__Job A__.
Identify every row below that contains the string "line", and copy each such row in full.

__Source passage__.
# # # # #

Can we convert these into the corresponding forms where the `Int` is replaced by `Age`? Alas, not easily, and certainly not without overhead.

• For `x1` we can write `map MkAge x1 :: [Age]`. But this does not follow the newtype cost model: there will be runtime overhead from executing the `map` at runtime, and sharing will be lost too. Could GHC optimise the `map` somehow? This is hard; apart from anything else, how would GHC know that `map` was special? And it it gets worse.
• For `x2` we'd have to eta-expand: `(\y -> MkAge (x2 y)) :: Char -> Age`. But this isn't good either, because eta exapansion isn't semantically valid (if `x2` was bottom, `seq` could distinguish the two). See #7542 for a real life example.
• For `x3`, we'd have to map over `T`, thus `mapT MkAge x3`. But what if `mapT` didn't exist? We'd have to make it. And not all data types have maps. `S` is a harder one: you could only map over S-values if `m` was a functor. There's a lot of discussion about this on #2110.

## Goal

In summary: The programmer expects zero-cost conversions between a newtypes N and the type T it is based on. We want to allow the programmer to have zero-cost conversions between C N and C T. Requirements:

• It should be sound, i.e. have an implementation in Core with existing coercions, without new coercions or `unsafeCoerce`.

# # # # #

__Input material__.
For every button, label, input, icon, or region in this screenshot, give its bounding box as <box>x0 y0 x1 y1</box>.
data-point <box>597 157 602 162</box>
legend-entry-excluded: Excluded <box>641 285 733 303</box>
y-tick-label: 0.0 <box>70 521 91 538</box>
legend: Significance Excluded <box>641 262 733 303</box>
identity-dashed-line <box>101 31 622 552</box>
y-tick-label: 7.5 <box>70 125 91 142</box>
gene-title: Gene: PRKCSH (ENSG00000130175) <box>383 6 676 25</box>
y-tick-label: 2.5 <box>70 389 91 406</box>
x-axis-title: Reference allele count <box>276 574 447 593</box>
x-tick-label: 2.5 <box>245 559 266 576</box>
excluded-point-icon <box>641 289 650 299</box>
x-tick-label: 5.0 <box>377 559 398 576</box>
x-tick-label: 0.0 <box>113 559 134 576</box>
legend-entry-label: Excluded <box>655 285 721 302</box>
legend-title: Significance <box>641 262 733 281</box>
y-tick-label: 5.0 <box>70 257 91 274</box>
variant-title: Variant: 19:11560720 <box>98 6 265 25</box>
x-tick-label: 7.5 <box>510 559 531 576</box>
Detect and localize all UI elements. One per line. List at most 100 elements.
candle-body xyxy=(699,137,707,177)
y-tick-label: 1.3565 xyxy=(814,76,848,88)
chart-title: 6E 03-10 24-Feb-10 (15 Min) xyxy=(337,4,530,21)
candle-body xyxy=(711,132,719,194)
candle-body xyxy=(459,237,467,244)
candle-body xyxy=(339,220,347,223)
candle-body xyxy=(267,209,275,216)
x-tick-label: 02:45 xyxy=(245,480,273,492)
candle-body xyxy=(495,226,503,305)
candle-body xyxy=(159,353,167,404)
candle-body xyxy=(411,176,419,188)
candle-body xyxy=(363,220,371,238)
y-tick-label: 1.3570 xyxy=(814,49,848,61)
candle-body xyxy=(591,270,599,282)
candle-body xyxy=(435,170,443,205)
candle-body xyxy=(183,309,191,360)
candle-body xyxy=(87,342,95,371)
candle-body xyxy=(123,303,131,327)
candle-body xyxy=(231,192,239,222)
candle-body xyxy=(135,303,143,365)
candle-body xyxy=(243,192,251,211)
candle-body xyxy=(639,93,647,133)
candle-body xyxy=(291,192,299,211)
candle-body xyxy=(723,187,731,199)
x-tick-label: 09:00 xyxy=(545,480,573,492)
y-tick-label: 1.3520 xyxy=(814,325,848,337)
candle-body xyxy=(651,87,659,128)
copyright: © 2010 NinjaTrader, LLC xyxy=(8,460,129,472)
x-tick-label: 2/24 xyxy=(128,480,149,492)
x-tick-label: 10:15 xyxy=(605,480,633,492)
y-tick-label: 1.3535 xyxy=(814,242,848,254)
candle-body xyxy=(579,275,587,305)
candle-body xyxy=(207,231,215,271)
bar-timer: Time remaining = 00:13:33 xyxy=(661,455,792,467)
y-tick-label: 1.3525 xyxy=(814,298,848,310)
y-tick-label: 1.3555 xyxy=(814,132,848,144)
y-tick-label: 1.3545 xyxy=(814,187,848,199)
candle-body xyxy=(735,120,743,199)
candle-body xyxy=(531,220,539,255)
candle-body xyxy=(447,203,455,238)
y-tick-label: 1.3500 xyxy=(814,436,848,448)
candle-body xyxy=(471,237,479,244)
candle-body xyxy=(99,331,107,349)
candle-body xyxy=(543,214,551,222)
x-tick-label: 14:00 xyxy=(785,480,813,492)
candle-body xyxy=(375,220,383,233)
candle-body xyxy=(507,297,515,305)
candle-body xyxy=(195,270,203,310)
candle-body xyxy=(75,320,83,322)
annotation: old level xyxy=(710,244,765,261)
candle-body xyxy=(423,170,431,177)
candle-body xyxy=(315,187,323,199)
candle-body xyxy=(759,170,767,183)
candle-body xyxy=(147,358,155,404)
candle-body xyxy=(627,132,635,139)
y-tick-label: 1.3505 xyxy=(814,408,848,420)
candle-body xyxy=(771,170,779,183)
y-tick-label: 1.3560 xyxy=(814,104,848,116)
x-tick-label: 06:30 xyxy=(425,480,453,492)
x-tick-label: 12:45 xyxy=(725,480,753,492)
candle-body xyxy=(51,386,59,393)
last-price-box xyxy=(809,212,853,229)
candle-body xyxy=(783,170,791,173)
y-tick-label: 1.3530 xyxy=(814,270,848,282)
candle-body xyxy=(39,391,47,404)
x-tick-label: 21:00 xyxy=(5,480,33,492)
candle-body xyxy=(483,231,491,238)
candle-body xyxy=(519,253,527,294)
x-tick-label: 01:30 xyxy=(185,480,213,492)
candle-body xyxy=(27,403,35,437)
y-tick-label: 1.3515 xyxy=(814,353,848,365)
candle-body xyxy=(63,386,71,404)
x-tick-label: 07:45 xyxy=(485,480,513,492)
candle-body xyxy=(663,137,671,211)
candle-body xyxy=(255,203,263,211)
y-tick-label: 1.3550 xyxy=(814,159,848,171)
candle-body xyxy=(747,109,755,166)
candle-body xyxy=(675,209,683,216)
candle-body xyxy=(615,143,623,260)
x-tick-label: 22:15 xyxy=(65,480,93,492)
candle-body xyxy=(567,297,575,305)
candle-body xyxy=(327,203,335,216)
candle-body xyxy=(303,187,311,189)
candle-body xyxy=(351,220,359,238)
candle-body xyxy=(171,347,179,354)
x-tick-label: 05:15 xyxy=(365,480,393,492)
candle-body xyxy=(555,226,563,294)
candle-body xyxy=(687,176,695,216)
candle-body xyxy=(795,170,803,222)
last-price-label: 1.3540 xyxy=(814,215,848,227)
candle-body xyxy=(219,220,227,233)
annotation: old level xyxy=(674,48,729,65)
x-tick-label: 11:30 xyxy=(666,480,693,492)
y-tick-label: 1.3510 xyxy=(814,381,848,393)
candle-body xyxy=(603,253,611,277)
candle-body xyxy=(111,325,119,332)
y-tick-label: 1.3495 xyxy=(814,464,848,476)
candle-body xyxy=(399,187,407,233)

# # # # #

__Job B__.
Answer the following questions using the passage on newtype conversions above.
(i) What expression does the passage give for converting `x1` into a list of `Age`?
(ii) Which ticket number is cited as a real-life example of the eta-expansion problem?
(iii) Under what condition could one map over S-values?

__Exercise solution A__.
identity-dashed-line <box>101 31 622 552</box>
Detect and localize all UI elements. One per line. List at most 100 elements.

__Exercise solution B__.
(i) `map MkAge x1 :: [Age]`
(ii) #7542
(iii) Only if `m` was a functor.